* WHAT YOU ARE ASKED TO DO *
Every record must be repeated exactly; omit any pictures they contain.

* MATERIAL *
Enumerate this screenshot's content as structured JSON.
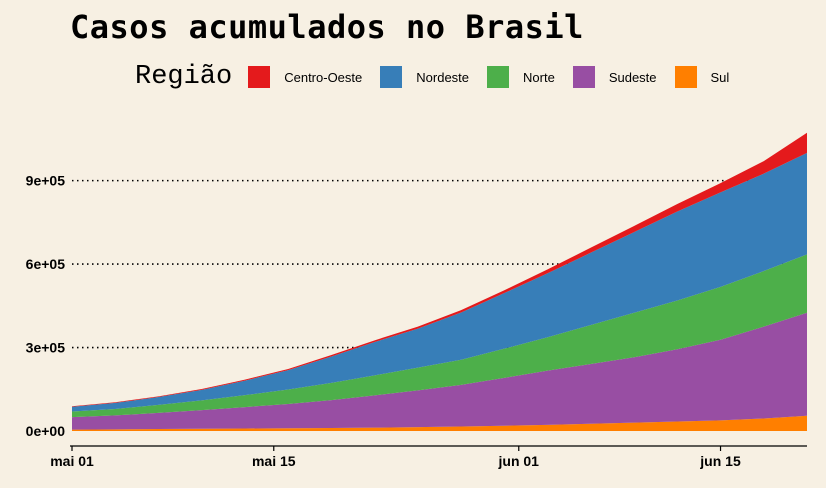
{
  "chart_data": {
    "type": "area",
    "stacked": true,
    "title": "Casos acumulados no Brasil",
    "legend": {
      "title": "Região",
      "placement": "top",
      "entries": [
        {
          "name": "Centro-Oeste",
          "color": "#e41a1c"
        },
        {
          "name": "Nordeste",
          "color": "#377eb8"
        },
        {
          "name": "Norte",
          "color": "#4daf4a"
        },
        {
          "name": "Sudeste",
          "color": "#984ea3"
        },
        {
          "name": "Sul",
          "color": "#ff7f00"
        }
      ]
    },
    "xlabel": "",
    "ylabel": "",
    "x_start": "2020-05-01",
    "x": [
      "2020-05-01",
      "2020-05-04",
      "2020-05-07",
      "2020-05-10",
      "2020-05-13",
      "2020-05-16",
      "2020-05-19",
      "2020-05-22",
      "2020-05-25",
      "2020-05-28",
      "2020-05-31",
      "2020-06-03",
      "2020-06-06",
      "2020-06-09",
      "2020-06-12",
      "2020-06-15",
      "2020-06-18",
      "2020-06-21"
    ],
    "x_ticks": [
      {
        "date": "2020-05-01",
        "label": "mai 01"
      },
      {
        "date": "2020-05-15",
        "label": "mai 15"
      },
      {
        "date": "2020-06-01",
        "label": "jun 01"
      },
      {
        "date": "2020-06-15",
        "label": "jun 15"
      }
    ],
    "y_ticks": [
      {
        "value": 0,
        "label": "0e+00"
      },
      {
        "value": 300000,
        "label": "3e+05"
      },
      {
        "value": 600000,
        "label": "6e+05"
      },
      {
        "value": 900000,
        "label": "9e+05"
      }
    ],
    "ylim": [
      0,
      1100000
    ],
    "grid": "horizontal dotted",
    "series": [
      {
        "name": "Sul",
        "values": [
          5000,
          6000,
          7000,
          8000,
          9000,
          10000,
          11000,
          12000,
          14000,
          16000,
          19000,
          22000,
          26000,
          30000,
          34000,
          38000,
          45000,
          55000
        ]
      },
      {
        "name": "Sudeste",
        "values": [
          45000,
          50000,
          58000,
          67000,
          77000,
          87000,
          100000,
          116000,
          132000,
          150000,
          172000,
          195000,
          215000,
          235000,
          260000,
          290000,
          330000,
          370000
        ]
      },
      {
        "name": "Norte",
        "values": [
          20000,
          23000,
          29000,
          35000,
          43000,
          52000,
          62000,
          72000,
          82000,
          90000,
          105000,
          120000,
          140000,
          160000,
          175000,
          190000,
          200000,
          210000
        ]
      },
      {
        "name": "Nordeste",
        "values": [
          17000,
          22000,
          28000,
          38000,
          52000,
          70000,
          95000,
          120000,
          140000,
          170000,
          200000,
          230000,
          260000,
          290000,
          320000,
          340000,
          350000,
          365000
        ]
      },
      {
        "name": "Centro-Oeste",
        "values": [
          2000,
          2200,
          2500,
          3000,
          3500,
          4000,
          5000,
          6000,
          7000,
          8500,
          10000,
          14000,
          18000,
          22000,
          27000,
          33000,
          45000,
          72000
        ]
      }
    ]
  }
}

* RESULT *
Enumerate this screenshot's content as structured JSON.
{
  "chart_data": {
    "type": "area",
    "stacked": true,
    "title": "Casos acumulados no Brasil",
    "legend": {
      "title": "Região",
      "placement": "top",
      "entries": [
        {
          "name": "Centro-Oeste",
          "color": "#e41a1c"
        },
        {
          "name": "Nordeste",
          "color": "#377eb8"
        },
        {
          "name": "Norte",
          "color": "#4daf4a"
        },
        {
          "name": "Sudeste",
          "color": "#984ea3"
        },
        {
          "name": "Sul",
          "color": "#ff7f00"
        }
      ]
    },
    "xlabel": "",
    "ylabel": "",
    "x_start": "2020-05-01",
    "x": [
      "2020-05-01",
      "2020-05-04",
      "2020-05-07",
      "2020-05-10",
      "2020-05-13",
      "2020-05-16",
      "2020-05-19",
      "2020-05-22",
      "2020-05-25",
      "2020-05-28",
      "2020-05-31",
      "2020-06-03",
      "2020-06-06",
      "2020-06-09",
      "2020-06-12",
      "2020-06-15",
      "2020-06-18",
      "2020-06-21"
    ],
    "x_ticks": [
      {
        "date": "2020-05-01",
        "label": "mai 01"
      },
      {
        "date": "2020-05-15",
        "label": "mai 15"
      },
      {
        "date": "2020-06-01",
        "label": "jun 01"
      },
      {
        "date": "2020-06-15",
        "label": "jun 15"
      }
    ],
    "y_ticks": [
      {
        "value": 0,
        "label": "0e+00"
      },
      {
        "value": 300000,
        "label": "3e+05"
      },
      {
        "value": 600000,
        "label": "6e+05"
      },
      {
        "value": 900000,
        "label": "9e+05"
      }
    ],
    "ylim": [
      0,
      1100000
    ],
    "grid": "horizontal dotted",
    "series": [
      {
        "name": "Sul",
        "values": [
          5000,
          6000,
          7000,
          8000,
          9000,
          10000,
          11000,
          12000,
          14000,
          16000,
          19000,
          22000,
          26000,
          30000,
          34000,
          38000,
          45000,
          55000
        ]
      },
      {
        "name": "Sudeste",
        "values": [
          45000,
          50000,
          58000,
          67000,
          77000,
          87000,
          100000,
          116000,
          132000,
          150000,
          172000,
          195000,
          215000,
          235000,
          260000,
          290000,
          330000,
          370000
        ]
      },
      {
        "name": "Norte",
        "values": [
          20000,
          23000,
          29000,
          35000,
          43000,
          52000,
          62000,
          72000,
          82000,
          90000,
          105000,
          120000,
          140000,
          160000,
          175000,
          190000,
          200000,
          210000
        ]
      },
      {
        "name": "Nordeste",
        "values": [
          17000,
          22000,
          28000,
          38000,
          52000,
          70000,
          95000,
          120000,
          140000,
          170000,
          200000,
          230000,
          260000,
          290000,
          320000,
          340000,
          350000,
          365000
        ]
      },
      {
        "name": "Centro-Oeste",
        "values": [
          2000,
          2200,
          2500,
          3000,
          3500,
          4000,
          5000,
          6000,
          7000,
          8500,
          10000,
          14000,
          18000,
          22000,
          27000,
          33000,
          45000,
          72000
        ]
      }
    ]
  }
}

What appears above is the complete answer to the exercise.